Short exercise:
Copy out every record below with complete accuracy.

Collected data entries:

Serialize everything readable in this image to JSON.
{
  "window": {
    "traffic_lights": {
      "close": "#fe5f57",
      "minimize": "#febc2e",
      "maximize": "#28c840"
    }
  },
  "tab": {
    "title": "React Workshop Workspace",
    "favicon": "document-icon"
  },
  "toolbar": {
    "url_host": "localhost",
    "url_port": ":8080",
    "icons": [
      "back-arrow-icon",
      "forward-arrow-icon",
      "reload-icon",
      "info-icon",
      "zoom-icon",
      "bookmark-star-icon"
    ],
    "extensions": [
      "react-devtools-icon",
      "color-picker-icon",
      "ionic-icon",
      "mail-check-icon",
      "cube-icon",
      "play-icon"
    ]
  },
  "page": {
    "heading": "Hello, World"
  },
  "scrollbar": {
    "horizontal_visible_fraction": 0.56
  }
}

Written solution:
Serialize everything readable in this image to JSON.
{
  "window": {
    "traffic_lights": {
      "close": "#fe5f57",
      "minimize": "#febc2e",
      "maximize": "#28c840"
    }
  },
  "tab": {
    "title": "React Workshop Workspace",
    "favicon": "document-icon"
  },
  "toolbar": {
    "url_host": "localhost",
    "url_port": ":8080",
    "icons": [
      "back-arrow-icon",
      "forward-arrow-icon",
      "reload-icon",
      "info-icon",
      "zoom-icon",
      "bookmark-star-icon"
    ],
    "extensions": [
      "react-devtools-icon",
      "color-picker-icon",
      "ionic-icon",
      "mail-check-icon",
      "cube-icon",
      "play-icon"
    ]
  },
  "page": {
    "heading": "Hello, World"
  },
  "scrollbar": {
    "horizontal_visible_fraction": 0.56
  }
}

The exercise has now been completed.